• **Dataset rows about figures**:
[Begin]

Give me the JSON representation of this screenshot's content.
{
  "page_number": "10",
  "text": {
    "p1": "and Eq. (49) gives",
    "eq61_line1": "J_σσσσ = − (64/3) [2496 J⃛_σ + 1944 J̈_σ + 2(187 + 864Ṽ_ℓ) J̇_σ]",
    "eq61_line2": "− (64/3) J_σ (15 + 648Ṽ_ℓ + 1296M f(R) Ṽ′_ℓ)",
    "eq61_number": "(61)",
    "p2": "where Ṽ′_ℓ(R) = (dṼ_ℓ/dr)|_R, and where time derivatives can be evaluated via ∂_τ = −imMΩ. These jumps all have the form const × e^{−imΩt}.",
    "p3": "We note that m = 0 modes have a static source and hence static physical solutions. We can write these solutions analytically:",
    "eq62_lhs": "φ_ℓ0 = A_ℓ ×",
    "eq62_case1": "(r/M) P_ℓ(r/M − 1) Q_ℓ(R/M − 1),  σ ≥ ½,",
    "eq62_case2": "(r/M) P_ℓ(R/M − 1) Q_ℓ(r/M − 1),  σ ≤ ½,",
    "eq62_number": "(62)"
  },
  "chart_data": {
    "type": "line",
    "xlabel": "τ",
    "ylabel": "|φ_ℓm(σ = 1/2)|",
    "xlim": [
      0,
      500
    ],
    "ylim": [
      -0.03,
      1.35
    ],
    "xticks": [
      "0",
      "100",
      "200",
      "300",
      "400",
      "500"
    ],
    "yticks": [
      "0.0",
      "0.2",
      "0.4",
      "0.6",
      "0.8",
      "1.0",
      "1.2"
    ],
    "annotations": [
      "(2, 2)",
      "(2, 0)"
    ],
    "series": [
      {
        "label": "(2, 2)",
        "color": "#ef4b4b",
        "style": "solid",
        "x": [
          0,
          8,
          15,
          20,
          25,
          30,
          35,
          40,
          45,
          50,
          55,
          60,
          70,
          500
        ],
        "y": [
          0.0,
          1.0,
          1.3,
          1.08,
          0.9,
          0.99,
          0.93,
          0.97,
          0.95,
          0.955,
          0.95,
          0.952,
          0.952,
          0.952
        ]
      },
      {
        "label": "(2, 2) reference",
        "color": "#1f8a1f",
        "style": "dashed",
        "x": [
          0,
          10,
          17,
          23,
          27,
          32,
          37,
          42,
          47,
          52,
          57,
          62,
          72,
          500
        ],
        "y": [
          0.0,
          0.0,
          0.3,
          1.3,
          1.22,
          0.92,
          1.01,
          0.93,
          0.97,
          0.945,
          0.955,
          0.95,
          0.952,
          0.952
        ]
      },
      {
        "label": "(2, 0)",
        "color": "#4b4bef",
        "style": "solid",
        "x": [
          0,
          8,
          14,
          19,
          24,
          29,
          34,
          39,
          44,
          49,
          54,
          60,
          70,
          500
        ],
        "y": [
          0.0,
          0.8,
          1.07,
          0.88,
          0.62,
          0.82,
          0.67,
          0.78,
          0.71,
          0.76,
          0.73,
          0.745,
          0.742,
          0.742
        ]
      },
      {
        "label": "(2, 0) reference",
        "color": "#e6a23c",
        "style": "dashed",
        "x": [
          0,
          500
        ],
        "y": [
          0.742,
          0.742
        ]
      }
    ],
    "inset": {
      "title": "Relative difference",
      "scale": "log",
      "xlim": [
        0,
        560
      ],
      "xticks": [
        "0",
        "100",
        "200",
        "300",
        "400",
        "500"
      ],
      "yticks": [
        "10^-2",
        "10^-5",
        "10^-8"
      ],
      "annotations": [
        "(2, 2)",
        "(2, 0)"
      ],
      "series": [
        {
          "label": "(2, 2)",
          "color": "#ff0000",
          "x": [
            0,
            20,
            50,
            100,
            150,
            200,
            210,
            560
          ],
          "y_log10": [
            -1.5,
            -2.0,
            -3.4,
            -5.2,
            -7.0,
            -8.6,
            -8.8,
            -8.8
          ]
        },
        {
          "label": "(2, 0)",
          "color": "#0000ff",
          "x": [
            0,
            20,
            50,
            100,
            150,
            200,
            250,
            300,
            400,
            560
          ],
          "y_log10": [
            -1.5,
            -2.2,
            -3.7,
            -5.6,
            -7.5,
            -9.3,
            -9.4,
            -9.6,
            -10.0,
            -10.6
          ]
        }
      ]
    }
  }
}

[End]

• **Required task**:
Each entry is to be returned in full, character for character.

• **The answer**:
Give me the JSON representation of this screenshot's content.
{
  "page_number": "10",
  "text": {
    "p1": "and Eq. (49) gives",
    "eq61_line1": "J_σσσσ = − (64/3) [2496 J⃛_σ + 1944 J̈_σ + 2(187 + 864Ṽ_ℓ) J̇_σ]",
    "eq61_line2": "− (64/3) J_σ (15 + 648Ṽ_ℓ + 1296M f(R) Ṽ′_ℓ)",
    "eq61_number": "(61)",
    "p2": "where Ṽ′_ℓ(R) = (dṼ_ℓ/dr)|_R, and where time derivatives can be evaluated via ∂_τ = −imMΩ. These jumps all have the form const × e^{−imΩt}.",
    "p3": "We note that m = 0 modes have a static source and hence static physical solutions. We can write these solutions analytically:",
    "eq62_lhs": "φ_ℓ0 = A_ℓ ×",
    "eq62_case1": "(r/M) P_ℓ(r/M − 1) Q_ℓ(R/M − 1),  σ ≥ ½,",
    "eq62_case2": "(r/M) P_ℓ(R/M − 1) Q_ℓ(r/M − 1),  σ ≤ ½,",
    "eq62_number": "(62)"
  },
  "chart_data": {
    "type": "line",
    "xlabel": "τ",
    "ylabel": "|φ_ℓm(σ = 1/2)|",
    "xlim": [
      0,
      500
    ],
    "ylim": [
      -0.03,
      1.35
    ],
    "xticks": [
      "0",
      "100",
      "200",
      "300",
      "400",
      "500"
    ],
    "yticks": [
      "0.0",
      "0.2",
      "0.4",
      "0.6",
      "0.8",
      "1.0",
      "1.2"
    ],
    "annotations": [
      "(2, 2)",
      "(2, 0)"
    ],
    "series": [
      {
        "label": "(2, 2)",
        "color": "#ef4b4b",
        "style": "solid",
        "x": [
          0,
          8,
          15,
          20,
          25,
          30,
          35,
          40,
          45,
          50,
          55,
          60,
          70,
          500
        ],
        "y": [
          0.0,
          1.0,
          1.3,
          1.08,
          0.9,
          0.99,
          0.93,
          0.97,
          0.95,
          0.955,
          0.95,
          0.952,
          0.952,
          0.952
        ]
      },
      {
        "label": "(2, 2) reference",
        "color": "#1f8a1f",
        "style": "dashed",
        "x": [
          0,
          10,
          17,
          23,
          27,
          32,
          37,
          42,
          47,
          52,
          57,
          62,
          72,
          500
        ],
        "y": [
          0.0,
          0.0,
          0.3,
          1.3,
          1.22,
          0.92,
          1.01,
          0.93,
          0.97,
          0.945,
          0.955,
          0.95,
          0.952,
          0.952
        ]
      },
      {
        "label": "(2, 0)",
        "color": "#4b4bef",
        "style": "solid",
        "x": [
          0,
          8,
          14,
          19,
          24,
          29,
          34,
          39,
          44,
          49,
          54,
          60,
          70,
          500
        ],
        "y": [
          0.0,
          0.8,
          1.07,
          0.88,
          0.62,
          0.82,
          0.67,
          0.78,
          0.71,
          0.76,
          0.73,
          0.745,
          0.742,
          0.742
        ]
      },
      {
        "label": "(2, 0) reference",
        "color": "#e6a23c",
        "style": "dashed",
        "x": [
          0,
          500
        ],
        "y": [
          0.742,
          0.742
        ]
      }
    ],
    "inset": {
      "title": "Relative difference",
      "scale": "log",
      "xlim": [
        0,
        560
      ],
      "xticks": [
        "0",
        "100",
        "200",
        "300",
        "400",
        "500"
      ],
      "yticks": [
        "10^-2",
        "10^-5",
        "10^-8"
      ],
      "annotations": [
        "(2, 2)",
        "(2, 0)"
      ],
      "series": [
        {
          "label": "(2, 2)",
          "color": "#ff0000",
          "x": [
            0,
            20,
            50,
            100,
            150,
            200,
            210,
            560
          ],
          "y_log10": [
            -1.5,
            -2.0,
            -3.4,
            -5.2,
            -7.0,
            -8.6,
            -8.8,
            -8.8
          ]
        },
        {
          "label": "(2, 0)",
          "color": "#0000ff",
          "x": [
            0,
            20,
            50,
            100,
            150,
            200,
            250,
            300,
            400,
            560
          ],
          "y_log10": [
            -1.5,
            -2.2,
            -3.7,
            -5.6,
            -7.5,
            -9.3,
            -9.4,
            -9.6,
            -10.0,
            -10.6
          ]
        }
      ]
    }
  }
}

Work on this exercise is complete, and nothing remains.